-- BEGIN --

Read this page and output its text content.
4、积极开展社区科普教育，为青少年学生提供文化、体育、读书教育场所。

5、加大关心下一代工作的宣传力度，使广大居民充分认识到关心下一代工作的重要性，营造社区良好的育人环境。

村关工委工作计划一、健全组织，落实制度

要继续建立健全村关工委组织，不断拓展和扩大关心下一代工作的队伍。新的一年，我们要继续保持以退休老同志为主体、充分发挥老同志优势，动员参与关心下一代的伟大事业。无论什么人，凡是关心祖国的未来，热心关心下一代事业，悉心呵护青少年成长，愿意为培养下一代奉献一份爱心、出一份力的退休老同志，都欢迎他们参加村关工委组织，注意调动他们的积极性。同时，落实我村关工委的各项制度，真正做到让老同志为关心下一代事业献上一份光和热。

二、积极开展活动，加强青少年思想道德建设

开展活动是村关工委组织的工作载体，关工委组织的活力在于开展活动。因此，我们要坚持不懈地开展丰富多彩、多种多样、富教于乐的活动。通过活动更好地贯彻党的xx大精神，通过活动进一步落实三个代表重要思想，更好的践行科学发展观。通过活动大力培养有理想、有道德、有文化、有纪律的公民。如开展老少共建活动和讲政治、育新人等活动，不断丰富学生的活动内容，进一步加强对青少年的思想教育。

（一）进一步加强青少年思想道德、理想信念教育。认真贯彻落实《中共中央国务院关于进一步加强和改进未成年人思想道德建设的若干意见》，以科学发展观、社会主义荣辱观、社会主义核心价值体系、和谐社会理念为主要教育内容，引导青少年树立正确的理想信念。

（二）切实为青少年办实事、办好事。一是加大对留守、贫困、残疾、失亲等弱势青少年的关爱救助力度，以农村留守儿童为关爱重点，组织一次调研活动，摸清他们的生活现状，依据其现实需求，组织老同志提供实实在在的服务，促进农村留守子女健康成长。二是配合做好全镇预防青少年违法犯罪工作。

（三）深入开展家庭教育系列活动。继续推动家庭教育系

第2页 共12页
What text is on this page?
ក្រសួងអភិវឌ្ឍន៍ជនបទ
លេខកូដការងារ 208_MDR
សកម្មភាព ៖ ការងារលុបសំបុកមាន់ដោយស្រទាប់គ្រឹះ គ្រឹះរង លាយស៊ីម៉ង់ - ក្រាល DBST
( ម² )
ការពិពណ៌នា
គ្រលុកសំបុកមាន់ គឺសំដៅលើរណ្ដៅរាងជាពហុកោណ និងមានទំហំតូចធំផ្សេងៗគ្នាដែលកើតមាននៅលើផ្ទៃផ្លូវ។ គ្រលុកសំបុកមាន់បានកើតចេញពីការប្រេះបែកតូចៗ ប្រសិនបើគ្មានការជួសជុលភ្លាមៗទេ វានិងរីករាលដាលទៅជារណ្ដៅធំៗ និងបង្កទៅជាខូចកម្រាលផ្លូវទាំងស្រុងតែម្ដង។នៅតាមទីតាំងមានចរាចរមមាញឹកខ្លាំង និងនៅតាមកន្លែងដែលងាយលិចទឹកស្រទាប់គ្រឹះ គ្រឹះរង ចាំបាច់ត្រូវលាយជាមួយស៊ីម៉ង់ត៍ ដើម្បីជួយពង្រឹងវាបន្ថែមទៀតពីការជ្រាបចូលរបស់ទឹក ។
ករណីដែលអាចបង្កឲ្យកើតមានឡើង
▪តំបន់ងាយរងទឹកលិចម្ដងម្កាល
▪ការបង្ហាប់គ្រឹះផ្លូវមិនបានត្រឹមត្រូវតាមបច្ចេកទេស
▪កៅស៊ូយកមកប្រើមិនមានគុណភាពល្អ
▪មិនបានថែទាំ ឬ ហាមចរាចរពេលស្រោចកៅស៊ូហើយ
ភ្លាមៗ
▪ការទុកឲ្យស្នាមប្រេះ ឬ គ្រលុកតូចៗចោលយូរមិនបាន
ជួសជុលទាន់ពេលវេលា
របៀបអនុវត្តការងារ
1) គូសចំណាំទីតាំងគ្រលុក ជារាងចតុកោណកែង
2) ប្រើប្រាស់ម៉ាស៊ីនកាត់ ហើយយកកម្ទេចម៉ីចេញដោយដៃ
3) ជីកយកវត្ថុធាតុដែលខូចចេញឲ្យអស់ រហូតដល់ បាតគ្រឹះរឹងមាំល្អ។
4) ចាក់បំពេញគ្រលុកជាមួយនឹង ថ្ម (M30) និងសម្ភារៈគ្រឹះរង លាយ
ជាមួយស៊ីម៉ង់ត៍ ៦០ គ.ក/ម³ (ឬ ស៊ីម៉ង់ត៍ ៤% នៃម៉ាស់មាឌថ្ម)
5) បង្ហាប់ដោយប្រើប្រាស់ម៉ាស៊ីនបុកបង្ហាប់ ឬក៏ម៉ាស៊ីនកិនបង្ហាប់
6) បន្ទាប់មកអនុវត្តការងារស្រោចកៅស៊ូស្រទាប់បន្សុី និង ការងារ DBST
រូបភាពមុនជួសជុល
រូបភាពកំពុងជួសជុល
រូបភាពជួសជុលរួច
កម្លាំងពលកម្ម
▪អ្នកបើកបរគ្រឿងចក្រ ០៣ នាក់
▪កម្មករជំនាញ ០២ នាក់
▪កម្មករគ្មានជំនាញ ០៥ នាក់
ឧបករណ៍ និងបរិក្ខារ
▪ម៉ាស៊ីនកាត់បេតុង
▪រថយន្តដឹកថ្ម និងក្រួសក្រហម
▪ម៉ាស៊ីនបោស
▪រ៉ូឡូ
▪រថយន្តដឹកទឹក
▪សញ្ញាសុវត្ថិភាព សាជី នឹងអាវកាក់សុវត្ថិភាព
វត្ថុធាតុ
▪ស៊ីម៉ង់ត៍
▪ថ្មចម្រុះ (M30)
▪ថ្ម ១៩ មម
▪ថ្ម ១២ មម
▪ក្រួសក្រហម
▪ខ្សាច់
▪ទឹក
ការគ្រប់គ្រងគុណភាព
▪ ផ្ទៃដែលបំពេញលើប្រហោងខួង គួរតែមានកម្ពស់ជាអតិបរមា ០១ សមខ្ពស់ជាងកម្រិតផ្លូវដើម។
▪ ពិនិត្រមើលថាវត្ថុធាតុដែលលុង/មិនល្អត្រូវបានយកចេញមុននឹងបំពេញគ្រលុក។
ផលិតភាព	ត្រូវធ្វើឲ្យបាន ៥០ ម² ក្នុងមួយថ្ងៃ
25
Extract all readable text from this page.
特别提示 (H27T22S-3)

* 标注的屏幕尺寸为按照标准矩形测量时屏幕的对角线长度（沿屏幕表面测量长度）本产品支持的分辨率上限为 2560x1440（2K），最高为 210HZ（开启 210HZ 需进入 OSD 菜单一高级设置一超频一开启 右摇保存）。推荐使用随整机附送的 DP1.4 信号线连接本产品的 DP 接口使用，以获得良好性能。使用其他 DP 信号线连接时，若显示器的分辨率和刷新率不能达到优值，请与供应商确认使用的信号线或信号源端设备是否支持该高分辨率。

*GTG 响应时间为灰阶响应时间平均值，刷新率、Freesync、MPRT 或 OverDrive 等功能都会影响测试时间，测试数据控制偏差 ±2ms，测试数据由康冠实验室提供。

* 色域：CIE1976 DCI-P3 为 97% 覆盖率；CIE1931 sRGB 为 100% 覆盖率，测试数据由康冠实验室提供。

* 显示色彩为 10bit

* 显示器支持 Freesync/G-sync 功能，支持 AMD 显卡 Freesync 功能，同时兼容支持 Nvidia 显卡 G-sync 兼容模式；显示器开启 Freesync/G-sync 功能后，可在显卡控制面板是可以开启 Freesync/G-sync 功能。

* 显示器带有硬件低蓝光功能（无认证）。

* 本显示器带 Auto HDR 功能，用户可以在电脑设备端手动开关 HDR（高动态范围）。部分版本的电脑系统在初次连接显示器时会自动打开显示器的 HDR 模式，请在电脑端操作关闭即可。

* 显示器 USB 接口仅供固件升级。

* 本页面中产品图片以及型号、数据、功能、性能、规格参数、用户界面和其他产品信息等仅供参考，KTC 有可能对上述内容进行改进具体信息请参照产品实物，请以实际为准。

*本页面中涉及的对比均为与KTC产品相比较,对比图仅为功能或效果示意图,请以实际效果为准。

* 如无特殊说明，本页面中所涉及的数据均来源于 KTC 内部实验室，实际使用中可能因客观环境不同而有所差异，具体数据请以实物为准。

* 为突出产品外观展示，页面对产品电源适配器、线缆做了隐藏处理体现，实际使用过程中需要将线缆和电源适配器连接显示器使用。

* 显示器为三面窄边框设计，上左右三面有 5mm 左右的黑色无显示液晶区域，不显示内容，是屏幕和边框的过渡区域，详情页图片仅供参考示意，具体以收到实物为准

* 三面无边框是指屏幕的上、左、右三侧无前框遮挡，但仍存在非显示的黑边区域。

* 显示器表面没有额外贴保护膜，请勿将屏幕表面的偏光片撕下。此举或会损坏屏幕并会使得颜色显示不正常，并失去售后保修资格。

-- END --

(AIM OF THE EXERCISE): Scan the data above and copy every line with "text" in it.

(RESULT OF THIS EXERCISE):
Read this page and output its text content.
What text is on this page?
Extract all readable text from this page.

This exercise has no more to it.